▸ **Prompt**
Search the records that follow and extract every line containing the string "materiali".
____ Data shown
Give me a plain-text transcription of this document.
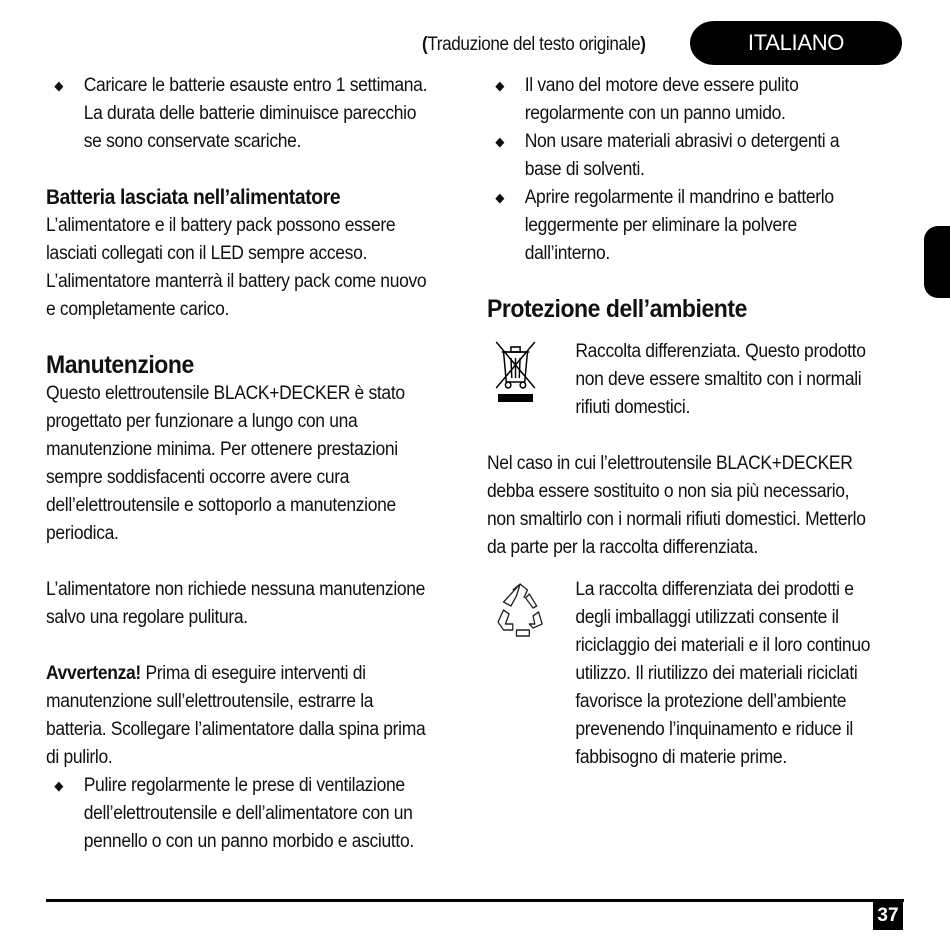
(Traduzione del testo originale)	ITALIANO
◆ Caricare le batterie esauste entro 1 settimana. La durata delle batterie diminuisce parecchio se sono conservate scariche.
Batteria lasciata nell’alimentatore

L’alimentatore e il battery pack possono essere lasciati collegati con il LED sempre acceso. L’alimentatore manterrà il battery pack come nuovo e completamente carico.

Manutenzione

Questo elettroutensile BLACK+DECKER è stato progettato per funzionare a lungo con una manutenzione minima. Per ottenere prestazioni sempre soddisfacenti occorre avere cura dell’elettroutensile e sottoporlo a manutenzione periodica.

L’alimentatore non richiede nessuna manutenzione salvo una regolare pulitura.

Avvertenza! Prima di eseguire interventi di manutenzione sull’elettroutensile, estrarre la batteria. Scollegare l’alimentatore dalla spina prima di pulirlo.

◆ Pulire regolarmente le prese di ventilazione dell’elettroutensile e dell’alimentatore con un pennello o con un panno morbido e asciutto.
◆ Il vano del motore deve essere pulito regolarmente con un panno umido.
◆ Non usare materiali abrasivi o detergenti a base di solventi.
◆ Aprire regolarmente il mandrino e batterlo leggermente per eliminare la polvere dall’interno.
Protezione dell’ambiente

Raccolta differenziata. Questo prodotto non deve essere smaltito con i normali rifiuti domestici.

Nel caso in cui l’elettroutensile BLACK+DECKER debba essere sostituito o non sia più necessario, non smaltirlo con i normali rifiuti domestici. Metterlo da parte per la raccolta differenziata.

La raccolta differenziata dei prodotti e degli imballaggi utilizzati consente il riciclaggio dei materiali e il loro continuo utilizzo. Il riutilizzo dei materiali riciclati favorisce la protezione dell’ambiente prevenendo l’inquinamento e riduce il fabbisogno di materie prime.

37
________
▸ **The result**
◆ Non usare materiali abrasivi o detergenti a base di solventi.
La raccolta differenziata dei prodotti e degli imballaggi utilizzati consente il riciclaggio dei materiali e il loro continuo utilizzo. Il riutilizzo dei materiali riciclati favorisce la protezione dell’ambiente prevenendo l’inquinamento e riduce il fabbisogno di materie prime.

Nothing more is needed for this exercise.